◆ SET EXERCISE: Retype all of the entries word for word.
══ SUPPLIED ENTRIES
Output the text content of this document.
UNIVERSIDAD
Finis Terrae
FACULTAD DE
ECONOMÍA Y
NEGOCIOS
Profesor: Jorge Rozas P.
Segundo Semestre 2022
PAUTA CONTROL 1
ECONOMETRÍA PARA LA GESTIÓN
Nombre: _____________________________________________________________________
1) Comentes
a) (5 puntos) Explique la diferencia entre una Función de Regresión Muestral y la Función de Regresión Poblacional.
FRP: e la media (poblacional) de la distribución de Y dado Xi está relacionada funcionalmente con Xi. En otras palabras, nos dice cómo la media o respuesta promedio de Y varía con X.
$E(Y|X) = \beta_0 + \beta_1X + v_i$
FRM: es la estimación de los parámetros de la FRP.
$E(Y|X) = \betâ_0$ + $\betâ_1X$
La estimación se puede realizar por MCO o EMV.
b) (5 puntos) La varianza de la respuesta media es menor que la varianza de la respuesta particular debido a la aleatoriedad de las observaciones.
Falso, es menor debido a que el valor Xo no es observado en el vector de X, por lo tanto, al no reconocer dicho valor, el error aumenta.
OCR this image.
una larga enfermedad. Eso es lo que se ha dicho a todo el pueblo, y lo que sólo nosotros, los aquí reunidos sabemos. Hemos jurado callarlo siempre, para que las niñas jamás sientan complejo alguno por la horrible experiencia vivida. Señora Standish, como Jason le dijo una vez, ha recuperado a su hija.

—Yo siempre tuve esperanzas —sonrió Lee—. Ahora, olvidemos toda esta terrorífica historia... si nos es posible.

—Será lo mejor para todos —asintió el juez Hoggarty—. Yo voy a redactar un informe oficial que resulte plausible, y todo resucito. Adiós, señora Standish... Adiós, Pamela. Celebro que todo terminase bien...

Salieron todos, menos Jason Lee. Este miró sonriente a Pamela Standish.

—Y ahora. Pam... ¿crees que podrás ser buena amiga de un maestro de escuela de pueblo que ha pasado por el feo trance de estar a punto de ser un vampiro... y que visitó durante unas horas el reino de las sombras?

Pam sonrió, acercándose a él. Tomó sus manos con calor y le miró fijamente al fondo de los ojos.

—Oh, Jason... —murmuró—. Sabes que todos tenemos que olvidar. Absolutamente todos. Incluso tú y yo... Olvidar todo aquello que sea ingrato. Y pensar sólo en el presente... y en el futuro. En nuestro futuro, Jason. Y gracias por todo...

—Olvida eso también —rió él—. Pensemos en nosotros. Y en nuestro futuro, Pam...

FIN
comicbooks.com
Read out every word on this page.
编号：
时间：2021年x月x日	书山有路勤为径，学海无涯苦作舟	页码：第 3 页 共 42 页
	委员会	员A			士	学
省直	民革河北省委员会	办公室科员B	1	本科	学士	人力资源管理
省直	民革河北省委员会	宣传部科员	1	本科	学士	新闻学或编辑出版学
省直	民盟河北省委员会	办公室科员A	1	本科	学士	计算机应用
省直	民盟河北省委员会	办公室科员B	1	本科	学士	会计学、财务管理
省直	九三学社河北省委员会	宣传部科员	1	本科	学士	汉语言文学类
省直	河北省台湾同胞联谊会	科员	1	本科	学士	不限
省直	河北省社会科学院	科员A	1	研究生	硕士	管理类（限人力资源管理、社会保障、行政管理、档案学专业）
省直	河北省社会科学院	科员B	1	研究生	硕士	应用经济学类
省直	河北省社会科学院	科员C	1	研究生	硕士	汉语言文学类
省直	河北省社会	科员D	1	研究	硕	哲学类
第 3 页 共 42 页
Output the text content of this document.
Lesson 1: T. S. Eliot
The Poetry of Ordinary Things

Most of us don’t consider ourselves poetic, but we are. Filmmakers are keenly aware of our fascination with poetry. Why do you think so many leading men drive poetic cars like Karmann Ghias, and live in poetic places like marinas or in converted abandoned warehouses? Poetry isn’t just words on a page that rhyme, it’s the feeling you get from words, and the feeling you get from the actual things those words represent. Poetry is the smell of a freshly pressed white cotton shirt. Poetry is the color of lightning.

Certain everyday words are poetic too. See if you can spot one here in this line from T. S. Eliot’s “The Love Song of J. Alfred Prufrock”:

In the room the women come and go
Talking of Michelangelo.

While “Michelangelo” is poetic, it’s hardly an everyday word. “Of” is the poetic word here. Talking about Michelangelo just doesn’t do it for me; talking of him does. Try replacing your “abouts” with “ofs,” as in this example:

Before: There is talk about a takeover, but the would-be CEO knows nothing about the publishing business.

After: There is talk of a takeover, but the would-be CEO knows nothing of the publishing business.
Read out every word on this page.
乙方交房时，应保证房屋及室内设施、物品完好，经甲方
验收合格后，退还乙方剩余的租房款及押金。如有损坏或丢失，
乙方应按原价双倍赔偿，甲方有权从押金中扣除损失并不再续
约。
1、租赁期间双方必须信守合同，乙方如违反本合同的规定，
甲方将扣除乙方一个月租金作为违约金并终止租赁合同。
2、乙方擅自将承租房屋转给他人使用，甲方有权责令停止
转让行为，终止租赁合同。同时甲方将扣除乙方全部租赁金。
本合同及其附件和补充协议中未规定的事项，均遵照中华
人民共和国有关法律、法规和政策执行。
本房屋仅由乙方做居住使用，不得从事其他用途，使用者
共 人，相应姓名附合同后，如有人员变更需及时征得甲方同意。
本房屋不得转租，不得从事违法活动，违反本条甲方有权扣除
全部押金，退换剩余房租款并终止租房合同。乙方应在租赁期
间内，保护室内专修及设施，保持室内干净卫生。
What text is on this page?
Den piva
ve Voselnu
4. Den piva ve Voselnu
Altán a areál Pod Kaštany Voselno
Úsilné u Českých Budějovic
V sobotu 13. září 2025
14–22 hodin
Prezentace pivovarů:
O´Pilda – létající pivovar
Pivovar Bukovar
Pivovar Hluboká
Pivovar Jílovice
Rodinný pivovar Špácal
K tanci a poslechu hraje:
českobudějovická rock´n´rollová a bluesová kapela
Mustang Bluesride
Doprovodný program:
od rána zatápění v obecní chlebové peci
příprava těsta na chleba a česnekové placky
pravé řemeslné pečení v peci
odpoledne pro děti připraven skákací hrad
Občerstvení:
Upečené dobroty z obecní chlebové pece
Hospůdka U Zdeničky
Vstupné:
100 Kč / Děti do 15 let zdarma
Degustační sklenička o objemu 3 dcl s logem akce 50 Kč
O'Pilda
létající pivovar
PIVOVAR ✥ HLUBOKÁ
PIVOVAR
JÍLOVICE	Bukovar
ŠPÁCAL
════
◆ RESULT OF THIS TASK:
Output the text content of this document.
UNIVERSIDAD
Finis Terrae
FACULTAD DE
ECONOMÍA Y
NEGOCIOS
Profesor: Jorge Rozas P.
Segundo Semestre 2022
PAUTA CONTROL 1
ECONOMETRÍA PARA LA GESTIÓN
Nombre: _____________________________________________________________________
1) Comentes
a) (5 puntos) Explique la diferencia entre una Función de Regresión Muestral y la Función de Regresión Poblacional.
FRP: e la media (poblacional) de la distribución de Y dado Xi está relacionada funcionalmente con Xi. En otras palabras, nos dice cómo la media o respuesta promedio de Y varía con X.
$E(Y|X) = \beta_0 + \beta_1X + v_i$
FRM: es la estimación de los parámetros de la FRP.
$E(Y|X) = \betâ_0$ + $\betâ_1X$
La estimación se puede realizar por MCO o EMV.
b) (5 puntos) La varianza de la respuesta media es menor que la varianza de la respuesta particular debido a la aleatoriedad de las observaciones.
Falso, es menor debido a que el valor Xo no es observado en el vector de X, por lo tanto, al no reconocer dicho valor, el error aumenta.
OCR this image.
una larga enfermedad. Eso es lo que se ha dicho a todo el pueblo, y lo que sólo nosotros, los aquí reunidos sabemos. Hemos jurado callarlo siempre, para que las niñas jamás sientan complejo alguno por la horrible experiencia vivida. Señora Standish, como Jason le dijo una vez, ha recuperado a su hija.

—Yo siempre tuve esperanzas —sonrió Lee—. Ahora, olvidemos toda esta terrorífica historia... si nos es posible.

—Será lo mejor para todos —asintió el juez Hoggarty—. Yo voy a redactar un informe oficial que resulte plausible, y todo resucito. Adiós, señora Standish... Adiós, Pamela. Celebro que todo terminase bien...

Salieron todos, menos Jason Lee. Este miró sonriente a Pamela Standish.

—Y ahora. Pam... ¿crees que podrás ser buena amiga de un maestro de escuela de pueblo que ha pasado por el feo trance de estar a punto de ser un vampiro... y que visitó durante unas horas el reino de las sombras?

Pam sonrió, acercándose a él. Tomó sus manos con calor y le miró fijamente al fondo de los ojos.

—Oh, Jason... —murmuró—. Sabes que todos tenemos que olvidar. Absolutamente todos. Incluso tú y yo... Olvidar todo aquello que sea ingrato. Y pensar sólo en el presente... y en el futuro. En nuestro futuro, Jason. Y gracias por todo...

—Olvida eso también —rió él—. Pensemos en nosotros. Y en nuestro futuro, Pam...

FIN
comicbooks.com
Read out every word on this page.
编号：
时间：2021年x月x日	书山有路勤为径，学海无涯苦作舟	页码：第 3 页 共 42 页
	委员会	员A			士	学
省直	民革河北省委员会	办公室科员B	1	本科	学士	人力资源管理
省直	民革河北省委员会	宣传部科员	1	本科	学士	新闻学或编辑出版学
省直	民盟河北省委员会	办公室科员A	1	本科	学士	计算机应用
省直	民盟河北省委员会	办公室科员B	1	本科	学士	会计学、财务管理
省直	九三学社河北省委员会	宣传部科员	1	本科	学士	汉语言文学类
省直	河北省台湾同胞联谊会	科员	1	本科	学士	不限
省直	河北省社会科学院	科员A	1	研究生	硕士	管理类（限人力资源管理、社会保障、行政管理、档案学专业）
省直	河北省社会科学院	科员B	1	研究生	硕士	应用经济学类
省直	河北省社会科学院	科员C	1	研究生	硕士	汉语言文学类
省直	河北省社会	科员D	1	研究	硕	哲学类
第 3 页 共 42 页
Output the text content of this document.
Lesson 1: T. S. Eliot
The Poetry of Ordinary Things

Most of us don’t consider ourselves poetic, but we are. Filmmakers are keenly aware of our fascination with poetry. Why do you think so many leading men drive poetic cars like Karmann Ghias, and live in poetic places like marinas or in converted abandoned warehouses? Poetry isn’t just words on a page that rhyme, it’s the feeling you get from words, and the feeling you get from the actual things those words represent. Poetry is the smell of a freshly pressed white cotton shirt. Poetry is the color of lightning.

Certain everyday words are poetic too. See if you can spot one here in this line from T. S. Eliot’s “The Love Song of J. Alfred Prufrock”:

In the room the women come and go
Talking of Michelangelo.

While “Michelangelo” is poetic, it’s hardly an everyday word. “Of” is the poetic word here. Talking about Michelangelo just doesn’t do it for me; talking of him does. Try replacing your “abouts” with “ofs,” as in this example:

Before: There is talk about a takeover, but the would-be CEO knows nothing about the publishing business.

After: There is talk of a takeover, but the would-be CEO knows nothing of the publishing business.
Read out every word on this page.
乙方交房时，应保证房屋及室内设施、物品完好，经甲方
验收合格后，退还乙方剩余的租房款及押金。如有损坏或丢失，
乙方应按原价双倍赔偿，甲方有权从押金中扣除损失并不再续
约。
1、租赁期间双方必须信守合同，乙方如违反本合同的规定，
甲方将扣除乙方一个月租金作为违约金并终止租赁合同。
2、乙方擅自将承租房屋转给他人使用，甲方有权责令停止
转让行为，终止租赁合同。同时甲方将扣除乙方全部租赁金。
本合同及其附件和补充协议中未规定的事项，均遵照中华
人民共和国有关法律、法规和政策执行。
本房屋仅由乙方做居住使用，不得从事其他用途，使用者
共 人，相应姓名附合同后，如有人员变更需及时征得甲方同意。
本房屋不得转租，不得从事违法活动，违反本条甲方有权扣除
全部押金，退换剩余房租款并终止租房合同。乙方应在租赁期
间内，保护室内专修及设施，保持室内干净卫生。
What text is on this page?
Den piva
ve Voselnu
4. Den piva ve Voselnu
Altán a areál Pod Kaštany Voselno
Úsilné u Českých Budějovic
V sobotu 13. září 2025
14–22 hodin
Prezentace pivovarů:
O´Pilda – létající pivovar
Pivovar Bukovar
Pivovar Hluboká
Pivovar Jílovice
Rodinný pivovar Špácal
K tanci a poslechu hraje:
českobudějovická rock´n´rollová a bluesová kapela
Mustang Bluesride
Doprovodný program:
od rána zatápění v obecní chlebové peci
příprava těsta na chleba a česnekové placky
pravé řemeslné pečení v peci
odpoledne pro děti připraven skákací hrad
Občerstvení:
Upečené dobroty z obecní chlebové pece
Hospůdka U Zdeničky
Vstupné:
100 Kč / Děti do 15 let zdarma
Degustační sklenička o objemu 3 dcl s logem akce 50 Kč
O'Pilda
létající pivovar
PIVOVAR ✥ HLUBOKÁ
PIVOVAR
JÍLOVICE	Bukovar
ŠPÁCAL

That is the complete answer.